▸ **DIRECTION**
Your task is to quote the material that follows, in full and exactly.

Items from a figure collection:
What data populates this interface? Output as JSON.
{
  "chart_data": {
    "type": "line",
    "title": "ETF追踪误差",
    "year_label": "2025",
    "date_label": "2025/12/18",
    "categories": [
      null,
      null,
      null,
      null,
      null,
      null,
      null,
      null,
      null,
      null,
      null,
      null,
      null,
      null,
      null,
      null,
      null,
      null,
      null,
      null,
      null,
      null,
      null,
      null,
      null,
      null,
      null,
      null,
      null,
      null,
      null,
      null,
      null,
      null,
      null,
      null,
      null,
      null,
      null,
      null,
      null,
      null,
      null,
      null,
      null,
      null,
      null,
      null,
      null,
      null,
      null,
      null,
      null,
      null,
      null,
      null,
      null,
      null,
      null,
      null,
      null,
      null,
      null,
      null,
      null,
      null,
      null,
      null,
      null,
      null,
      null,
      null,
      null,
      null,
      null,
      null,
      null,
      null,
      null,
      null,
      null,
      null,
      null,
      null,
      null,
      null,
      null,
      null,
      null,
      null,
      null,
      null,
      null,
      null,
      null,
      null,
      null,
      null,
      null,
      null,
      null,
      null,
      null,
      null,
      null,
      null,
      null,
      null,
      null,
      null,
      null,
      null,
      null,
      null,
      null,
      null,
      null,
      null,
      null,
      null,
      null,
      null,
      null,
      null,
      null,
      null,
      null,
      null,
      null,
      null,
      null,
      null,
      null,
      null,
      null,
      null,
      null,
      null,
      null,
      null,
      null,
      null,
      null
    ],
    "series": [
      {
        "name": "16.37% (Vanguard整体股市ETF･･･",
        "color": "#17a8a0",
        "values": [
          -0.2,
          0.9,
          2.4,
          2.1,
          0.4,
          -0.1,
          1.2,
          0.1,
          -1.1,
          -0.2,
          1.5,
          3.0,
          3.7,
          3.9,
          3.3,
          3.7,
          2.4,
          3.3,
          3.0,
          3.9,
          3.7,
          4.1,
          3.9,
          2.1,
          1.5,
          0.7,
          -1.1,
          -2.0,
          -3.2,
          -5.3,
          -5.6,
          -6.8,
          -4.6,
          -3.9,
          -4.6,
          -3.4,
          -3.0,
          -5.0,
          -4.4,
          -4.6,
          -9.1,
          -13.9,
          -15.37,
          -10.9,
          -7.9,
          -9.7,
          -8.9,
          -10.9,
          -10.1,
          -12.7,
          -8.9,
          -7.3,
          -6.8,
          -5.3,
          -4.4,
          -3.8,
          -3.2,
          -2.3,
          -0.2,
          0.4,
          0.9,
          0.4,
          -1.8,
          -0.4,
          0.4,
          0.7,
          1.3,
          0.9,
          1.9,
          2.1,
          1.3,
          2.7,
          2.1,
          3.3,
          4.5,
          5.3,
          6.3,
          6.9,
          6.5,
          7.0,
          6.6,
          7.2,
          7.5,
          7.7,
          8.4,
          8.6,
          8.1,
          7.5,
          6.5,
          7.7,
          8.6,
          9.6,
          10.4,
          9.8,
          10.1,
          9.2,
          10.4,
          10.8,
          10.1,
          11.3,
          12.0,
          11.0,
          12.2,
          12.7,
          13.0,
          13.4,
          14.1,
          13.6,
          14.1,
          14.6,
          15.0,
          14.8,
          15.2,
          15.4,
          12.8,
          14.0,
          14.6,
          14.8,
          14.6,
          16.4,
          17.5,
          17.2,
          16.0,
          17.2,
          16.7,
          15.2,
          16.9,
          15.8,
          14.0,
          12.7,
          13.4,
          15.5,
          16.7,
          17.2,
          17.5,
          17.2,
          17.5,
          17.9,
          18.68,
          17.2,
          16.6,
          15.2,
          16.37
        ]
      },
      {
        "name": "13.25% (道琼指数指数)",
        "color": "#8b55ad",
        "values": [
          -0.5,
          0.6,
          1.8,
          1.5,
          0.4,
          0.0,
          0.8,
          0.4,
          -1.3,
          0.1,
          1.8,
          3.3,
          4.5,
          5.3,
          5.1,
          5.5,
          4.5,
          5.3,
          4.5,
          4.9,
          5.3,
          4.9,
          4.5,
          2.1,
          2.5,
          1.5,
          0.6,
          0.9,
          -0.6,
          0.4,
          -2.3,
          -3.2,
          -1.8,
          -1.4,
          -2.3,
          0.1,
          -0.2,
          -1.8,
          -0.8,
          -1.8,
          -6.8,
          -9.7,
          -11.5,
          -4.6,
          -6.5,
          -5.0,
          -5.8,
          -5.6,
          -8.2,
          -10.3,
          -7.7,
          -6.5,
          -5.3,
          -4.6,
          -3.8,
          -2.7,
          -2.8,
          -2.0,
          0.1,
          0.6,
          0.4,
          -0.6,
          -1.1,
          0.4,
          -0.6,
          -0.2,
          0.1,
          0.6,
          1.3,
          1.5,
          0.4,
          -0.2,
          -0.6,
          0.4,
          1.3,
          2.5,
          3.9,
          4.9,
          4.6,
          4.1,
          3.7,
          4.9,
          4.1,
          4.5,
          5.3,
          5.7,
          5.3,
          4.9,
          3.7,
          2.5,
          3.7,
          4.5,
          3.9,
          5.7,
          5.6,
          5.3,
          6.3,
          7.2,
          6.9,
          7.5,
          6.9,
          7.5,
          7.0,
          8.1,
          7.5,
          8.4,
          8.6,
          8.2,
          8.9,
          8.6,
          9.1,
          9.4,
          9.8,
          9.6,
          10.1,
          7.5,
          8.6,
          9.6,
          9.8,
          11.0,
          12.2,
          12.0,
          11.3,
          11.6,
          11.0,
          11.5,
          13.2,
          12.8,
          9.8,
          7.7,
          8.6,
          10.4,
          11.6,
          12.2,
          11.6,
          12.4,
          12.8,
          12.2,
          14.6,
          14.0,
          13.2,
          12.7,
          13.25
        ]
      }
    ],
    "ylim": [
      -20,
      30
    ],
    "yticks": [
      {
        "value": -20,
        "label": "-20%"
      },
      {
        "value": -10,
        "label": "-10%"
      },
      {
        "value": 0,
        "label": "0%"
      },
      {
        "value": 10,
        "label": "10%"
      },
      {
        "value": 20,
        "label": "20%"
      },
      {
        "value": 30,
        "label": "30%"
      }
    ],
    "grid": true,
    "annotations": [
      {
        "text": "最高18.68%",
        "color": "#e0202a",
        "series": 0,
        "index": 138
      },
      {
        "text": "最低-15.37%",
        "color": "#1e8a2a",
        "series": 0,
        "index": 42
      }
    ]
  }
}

▸ **EXERCISE OUTPUT**
What data populates this interface? Output as JSON.
{
  "chart_data": {
    "type": "line",
    "title": "ETF追踪误差",
    "year_label": "2025",
    "date_label": "2025/12/18",
    "categories": [
      null,
      null,
      null,
      null,
      null,
      null,
      null,
      null,
      null,
      null,
      null,
      null,
      null,
      null,
      null,
      null,
      null,
      null,
      null,
      null,
      null,
      null,
      null,
      null,
      null,
      null,
      null,
      null,
      null,
      null,
      null,
      null,
      null,
      null,
      null,
      null,
      null,
      null,
      null,
      null,
      null,
      null,
      null,
      null,
      null,
      null,
      null,
      null,
      null,
      null,
      null,
      null,
      null,
      null,
      null,
      null,
      null,
      null,
      null,
      null,
      null,
      null,
      null,
      null,
      null,
      null,
      null,
      null,
      null,
      null,
      null,
      null,
      null,
      null,
      null,
      null,
      null,
      null,
      null,
      null,
      null,
      null,
      null,
      null,
      null,
      null,
      null,
      null,
      null,
      null,
      null,
      null,
      null,
      null,
      null,
      null,
      null,
      null,
      null,
      null,
      null,
      null,
      null,
      null,
      null,
      null,
      null,
      null,
      null,
      null,
      null,
      null,
      null,
      null,
      null,
      null,
      null,
      null,
      null,
      null,
      null,
      null,
      null,
      null,
      null,
      null,
      null,
      null,
      null,
      null,
      null,
      null,
      null,
      null,
      null,
      null,
      null,
      null,
      null,
      null,
      null,
      null,
      null
    ],
    "series": [
      {
        "name": "16.37% (Vanguard整体股市ETF･･･",
        "color": "#17a8a0",
        "values": [
          -0.2,
          0.9,
          2.4,
          2.1,
          0.4,
          -0.1,
          1.2,
          0.1,
          -1.1,
          -0.2,
          1.5,
          3.0,
          3.7,
          3.9,
          3.3,
          3.7,
          2.4,
          3.3,
          3.0,
          3.9,
          3.7,
          4.1,
          3.9,
          2.1,
          1.5,
          0.7,
          -1.1,
          -2.0,
          -3.2,
          -5.3,
          -5.6,
          -6.8,
          -4.6,
          -3.9,
          -4.6,
          -3.4,
          -3.0,
          -5.0,
          -4.4,
          -4.6,
          -9.1,
          -13.9,
          -15.37,
          -10.9,
          -7.9,
          -9.7,
          -8.9,
          -10.9,
          -10.1,
          -12.7,
          -8.9,
          -7.3,
          -6.8,
          -5.3,
          -4.4,
          -3.8,
          -3.2,
          -2.3,
          -0.2,
          0.4,
          0.9,
          0.4,
          -1.8,
          -0.4,
          0.4,
          0.7,
          1.3,
          0.9,
          1.9,
          2.1,
          1.3,
          2.7,
          2.1,
          3.3,
          4.5,
          5.3,
          6.3,
          6.9,
          6.5,
          7.0,
          6.6,
          7.2,
          7.5,
          7.7,
          8.4,
          8.6,
          8.1,
          7.5,
          6.5,
          7.7,
          8.6,
          9.6,
          10.4,
          9.8,
          10.1,
          9.2,
          10.4,
          10.8,
          10.1,
          11.3,
          12.0,
          11.0,
          12.2,
          12.7,
          13.0,
          13.4,
          14.1,
          13.6,
          14.1,
          14.6,
          15.0,
          14.8,
          15.2,
          15.4,
          12.8,
          14.0,
          14.6,
          14.8,
          14.6,
          16.4,
          17.5,
          17.2,
          16.0,
          17.2,
          16.7,
          15.2,
          16.9,
          15.8,
          14.0,
          12.7,
          13.4,
          15.5,
          16.7,
          17.2,
          17.5,
          17.2,
          17.5,
          17.9,
          18.68,
          17.2,
          16.6,
          15.2,
          16.37
        ]
      },
      {
        "name": "13.25% (道琼指数指数)",
        "color": "#8b55ad",
        "values": [
          -0.5,
          0.6,
          1.8,
          1.5,
          0.4,
          0.0,
          0.8,
          0.4,
          -1.3,
          0.1,
          1.8,
          3.3,
          4.5,
          5.3,
          5.1,
          5.5,
          4.5,
          5.3,
          4.5,
          4.9,
          5.3,
          4.9,
          4.5,
          2.1,
          2.5,
          1.5,
          0.6,
          0.9,
          -0.6,
          0.4,
          -2.3,
          -3.2,
          -1.8,
          -1.4,
          -2.3,
          0.1,
          -0.2,
          -1.8,
          -0.8,
          -1.8,
          -6.8,
          -9.7,
          -11.5,
          -4.6,
          -6.5,
          -5.0,
          -5.8,
          -5.6,
          -8.2,
          -10.3,
          -7.7,
          -6.5,
          -5.3,
          -4.6,
          -3.8,
          -2.7,
          -2.8,
          -2.0,
          0.1,
          0.6,
          0.4,
          -0.6,
          -1.1,
          0.4,
          -0.6,
          -0.2,
          0.1,
          0.6,
          1.3,
          1.5,
          0.4,
          -0.2,
          -0.6,
          0.4,
          1.3,
          2.5,
          3.9,
          4.9,
          4.6,
          4.1,
          3.7,
          4.9,
          4.1,
          4.5,
          5.3,
          5.7,
          5.3,
          4.9,
          3.7,
          2.5,
          3.7,
          4.5,
          3.9,
          5.7,
          5.6,
          5.3,
          6.3,
          7.2,
          6.9,
          7.5,
          6.9,
          7.5,
          7.0,
          8.1,
          7.5,
          8.4,
          8.6,
          8.2,
          8.9,
          8.6,
          9.1,
          9.4,
          9.8,
          9.6,
          10.1,
          7.5,
          8.6,
          9.6,
          9.8,
          11.0,
          12.2,
          12.0,
          11.3,
          11.6,
          11.0,
          11.5,
          13.2,
          12.8,
          9.8,
          7.7,
          8.6,
          10.4,
          11.6,
          12.2,
          11.6,
          12.4,
          12.8,
          12.2,
          14.6,
          14.0,
          13.2,
          12.7,
          13.25
        ]
      }
    ],
    "ylim": [
      -20,
      30
    ],
    "yticks": [
      {
        "value": -20,
        "label": "-20%"
      },
      {
        "value": -10,
        "label": "-10%"
      },
      {
        "value": 0,
        "label": "0%"
      },
      {
        "value": 10,
        "label": "10%"
      },
      {
        "value": 20,
        "label": "20%"
      },
      {
        "value": 30,
        "label": "30%"
      }
    ],
    "grid": true,
    "annotations": [
      {
        "text": "最高18.68%",
        "color": "#e0202a",
        "series": 0,
        "index": 138
      },
      {
        "text": "最低-15.37%",
        "color": "#1e8a2a",
        "series": 0,
        "index": 42
      }
    ]
  }
}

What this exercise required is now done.